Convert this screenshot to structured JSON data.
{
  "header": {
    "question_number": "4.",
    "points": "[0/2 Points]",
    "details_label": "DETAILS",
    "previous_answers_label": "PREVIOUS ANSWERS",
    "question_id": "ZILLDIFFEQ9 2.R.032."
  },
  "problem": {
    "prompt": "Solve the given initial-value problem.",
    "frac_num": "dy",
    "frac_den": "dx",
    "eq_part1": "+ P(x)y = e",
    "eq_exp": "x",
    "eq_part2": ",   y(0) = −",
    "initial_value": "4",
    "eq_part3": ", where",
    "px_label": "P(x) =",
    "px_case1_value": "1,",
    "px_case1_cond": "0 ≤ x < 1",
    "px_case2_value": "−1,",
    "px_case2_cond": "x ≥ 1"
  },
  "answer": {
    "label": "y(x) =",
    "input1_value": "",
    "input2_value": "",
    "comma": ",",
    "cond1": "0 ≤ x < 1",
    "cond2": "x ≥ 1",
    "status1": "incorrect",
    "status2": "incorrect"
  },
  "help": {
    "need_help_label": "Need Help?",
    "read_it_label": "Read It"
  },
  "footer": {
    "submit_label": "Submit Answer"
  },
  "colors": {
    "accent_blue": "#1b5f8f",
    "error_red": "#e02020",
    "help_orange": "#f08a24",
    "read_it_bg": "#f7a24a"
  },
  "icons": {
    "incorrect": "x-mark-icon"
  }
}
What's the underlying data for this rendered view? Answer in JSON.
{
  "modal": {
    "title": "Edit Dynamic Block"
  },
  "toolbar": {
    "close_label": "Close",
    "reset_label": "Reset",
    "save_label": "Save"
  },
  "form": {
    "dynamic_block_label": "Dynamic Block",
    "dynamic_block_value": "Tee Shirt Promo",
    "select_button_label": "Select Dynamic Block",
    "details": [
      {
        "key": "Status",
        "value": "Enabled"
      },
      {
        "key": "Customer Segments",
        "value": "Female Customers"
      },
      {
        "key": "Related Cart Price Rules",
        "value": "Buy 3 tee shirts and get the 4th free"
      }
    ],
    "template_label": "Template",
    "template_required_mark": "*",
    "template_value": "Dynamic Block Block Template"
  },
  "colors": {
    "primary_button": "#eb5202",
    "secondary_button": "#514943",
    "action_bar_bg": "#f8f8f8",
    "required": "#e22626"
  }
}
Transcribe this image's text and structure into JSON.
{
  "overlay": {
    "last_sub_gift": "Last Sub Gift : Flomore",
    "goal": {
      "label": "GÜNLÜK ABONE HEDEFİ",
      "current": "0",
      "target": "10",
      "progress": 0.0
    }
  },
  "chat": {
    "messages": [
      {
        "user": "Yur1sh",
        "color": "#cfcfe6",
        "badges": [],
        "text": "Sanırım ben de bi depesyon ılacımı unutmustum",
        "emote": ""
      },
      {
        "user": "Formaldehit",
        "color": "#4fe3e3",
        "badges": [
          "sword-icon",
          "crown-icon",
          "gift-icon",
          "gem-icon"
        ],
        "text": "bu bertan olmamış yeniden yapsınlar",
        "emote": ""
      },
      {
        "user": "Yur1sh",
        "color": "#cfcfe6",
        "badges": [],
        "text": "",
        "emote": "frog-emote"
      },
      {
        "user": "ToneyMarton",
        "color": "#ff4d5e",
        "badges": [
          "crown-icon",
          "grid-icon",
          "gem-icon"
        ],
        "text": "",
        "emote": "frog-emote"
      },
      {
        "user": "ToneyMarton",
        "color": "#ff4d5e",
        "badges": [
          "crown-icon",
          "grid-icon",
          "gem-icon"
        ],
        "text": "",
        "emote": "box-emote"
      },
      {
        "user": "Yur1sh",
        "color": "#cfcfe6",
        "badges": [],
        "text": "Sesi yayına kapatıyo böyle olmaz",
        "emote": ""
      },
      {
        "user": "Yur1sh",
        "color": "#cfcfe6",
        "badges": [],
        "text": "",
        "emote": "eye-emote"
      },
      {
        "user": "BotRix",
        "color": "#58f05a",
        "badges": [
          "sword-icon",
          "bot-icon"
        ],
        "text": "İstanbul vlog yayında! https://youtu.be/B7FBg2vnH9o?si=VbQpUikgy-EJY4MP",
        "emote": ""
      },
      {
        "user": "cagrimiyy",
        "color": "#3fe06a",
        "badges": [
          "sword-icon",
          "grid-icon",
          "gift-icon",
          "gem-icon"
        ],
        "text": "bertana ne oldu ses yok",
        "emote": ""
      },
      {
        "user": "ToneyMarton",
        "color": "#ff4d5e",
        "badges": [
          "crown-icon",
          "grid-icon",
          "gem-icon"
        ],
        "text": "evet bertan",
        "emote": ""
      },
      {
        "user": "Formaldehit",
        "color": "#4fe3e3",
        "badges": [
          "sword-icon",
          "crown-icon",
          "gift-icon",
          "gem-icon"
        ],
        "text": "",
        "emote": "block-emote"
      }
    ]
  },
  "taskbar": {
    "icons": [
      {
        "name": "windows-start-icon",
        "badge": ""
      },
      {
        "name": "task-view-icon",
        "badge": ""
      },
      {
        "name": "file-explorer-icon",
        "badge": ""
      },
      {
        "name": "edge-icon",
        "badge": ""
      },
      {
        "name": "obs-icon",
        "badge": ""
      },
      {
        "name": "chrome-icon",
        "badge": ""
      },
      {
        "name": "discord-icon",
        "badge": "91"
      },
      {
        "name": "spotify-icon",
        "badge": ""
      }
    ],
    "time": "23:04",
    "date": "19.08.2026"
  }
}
□ □ □ □ □ □ □
## EXERCISE TASK
Copy every record exactly as presented.

## RESPONSE
Convert this screenshot to structured JSON data.
{
  "header": {
    "question_number": "4.",
    "points": "[0/2 Points]",
    "details_label": "DETAILS",
    "previous_answers_label": "PREVIOUS ANSWERS",
    "question_id": "ZILLDIFFEQ9 2.R.032."
  },
  "problem": {
    "prompt": "Solve the given initial-value problem.",
    "frac_num": "dy",
    "frac_den": "dx",
    "eq_part1": "+ P(x)y = e",
    "eq_exp": "x",
    "eq_part2": ",   y(0) = −",
    "initial_value": "4",
    "eq_part3": ", where",
    "px_label": "P(x) =",
    "px_case1_value": "1,",
    "px_case1_cond": "0 ≤ x < 1",
    "px_case2_value": "−1,",
    "px_case2_cond": "x ≥ 1"
  },
  "answer": {
    "label": "y(x) =",
    "input1_value": "",
    "input2_value": "",
    "comma": ",",
    "cond1": "0 ≤ x < 1",
    "cond2": "x ≥ 1",
    "status1": "incorrect",
    "status2": "incorrect"
  },
  "help": {
    "need_help_label": "Need Help?",
    "read_it_label": "Read It"
  },
  "footer": {
    "submit_label": "Submit Answer"
  },
  "colors": {
    "accent_blue": "#1b5f8f",
    "error_red": "#e02020",
    "help_orange": "#f08a24",
    "read_it_bg": "#f7a24a"
  },
  "icons": {
    "incorrect": "x-mark-icon"
  }
}
What's the underlying data for this rendered view? Answer in JSON.
{
  "modal": {
    "title": "Edit Dynamic Block"
  },
  "toolbar": {
    "close_label": "Close",
    "reset_label": "Reset",
    "save_label": "Save"
  },
  "form": {
    "dynamic_block_label": "Dynamic Block",
    "dynamic_block_value": "Tee Shirt Promo",
    "select_button_label": "Select Dynamic Block",
    "details": [
      {
        "key": "Status",
        "value": "Enabled"
      },
      {
        "key": "Customer Segments",
        "value": "Female Customers"
      },
      {
        "key": "Related Cart Price Rules",
        "value": "Buy 3 tee shirts and get the 4th free"
      }
    ],
    "template_label": "Template",
    "template_required_mark": "*",
    "template_value": "Dynamic Block Block Template"
  },
  "colors": {
    "primary_button": "#eb5202",
    "secondary_button": "#514943",
    "action_bar_bg": "#f8f8f8",
    "required": "#e22626"
  }
}
Transcribe this image's text and structure into JSON.
{
  "overlay": {
    "last_sub_gift": "Last Sub Gift : Flomore",
    "goal": {
      "label": "GÜNLÜK ABONE HEDEFİ",
      "current": "0",
      "target": "10",
      "progress": 0.0
    }
  },
  "chat": {
    "messages": [
      {
        "user": "Yur1sh",
        "color": "#cfcfe6",
        "badges": [],
        "text": "Sanırım ben de bi depesyon ılacımı unutmustum",
        "emote": ""
      },
      {
        "user": "Formaldehit",
        "color": "#4fe3e3",
        "badges": [
          "sword-icon",
          "crown-icon",
          "gift-icon",
          "gem-icon"
        ],
        "text": "bu bertan olmamış yeniden yapsınlar",
        "emote": ""
      },
      {
        "user": "Yur1sh",
        "color": "#cfcfe6",
        "badges": [],
        "text": "",
        "emote": "frog-emote"
      },
      {
        "user": "ToneyMarton",
        "color": "#ff4d5e",
        "badges": [
          "crown-icon",
          "grid-icon",
          "gem-icon"
        ],
        "text": "",
        "emote": "frog-emote"
      },
      {
        "user": "ToneyMarton",
        "color": "#ff4d5e",
        "badges": [
          "crown-icon",
          "grid-icon",
          "gem-icon"
        ],
        "text": "",
        "emote": "box-emote"
      },
      {
        "user": "Yur1sh",
        "color": "#cfcfe6",
        "badges": [],
        "text": "Sesi yayına kapatıyo böyle olmaz",
        "emote": ""
      },
      {
        "user": "Yur1sh",
        "color": "#cfcfe6",
        "badges": [],
        "text": "",
        "emote": "eye-emote"
      },
      {
        "user": "BotRix",
        "color": "#58f05a",
        "badges": [
          "sword-icon",
          "bot-icon"
        ],
        "text": "İstanbul vlog yayında! https://youtu.be/B7FBg2vnH9o?si=VbQpUikgy-EJY4MP",
        "emote": ""
      },
      {
        "user": "cagrimiyy",
        "color": "#3fe06a",
        "badges": [
          "sword-icon",
          "grid-icon",
          "gift-icon",
          "gem-icon"
        ],
        "text": "bertana ne oldu ses yok",
        "emote": ""
      },
      {
        "user": "ToneyMarton",
        "color": "#ff4d5e",
        "badges": [
          "crown-icon",
          "grid-icon",
          "gem-icon"
        ],
        "text": "evet bertan",
        "emote": ""
      },
      {
        "user": "Formaldehit",
        "color": "#4fe3e3",
        "badges": [
          "sword-icon",
          "crown-icon",
          "gift-icon",
          "gem-icon"
        ],
        "text": "",
        "emote": "block-emote"
      }
    ]
  },
  "taskbar": {
    "icons": [
      {
        "name": "windows-start-icon",
        "badge": ""
      },
      {
        "name": "task-view-icon",
        "badge": ""
      },
      {
        "name": "file-explorer-icon",
        "badge": ""
      },
      {
        "name": "edge-icon",
        "badge": ""
      },
      {
        "name": "obs-icon",
        "badge": ""
      },
      {
        "name": "chrome-icon",
        "badge": ""
      },
      {
        "name": "discord-icon",
        "badge": "91"
      },
      {
        "name": "spotify-icon",
        "badge": ""
      }
    ],
    "time": "23:04",
    "date": "19.08.2026"
  }
}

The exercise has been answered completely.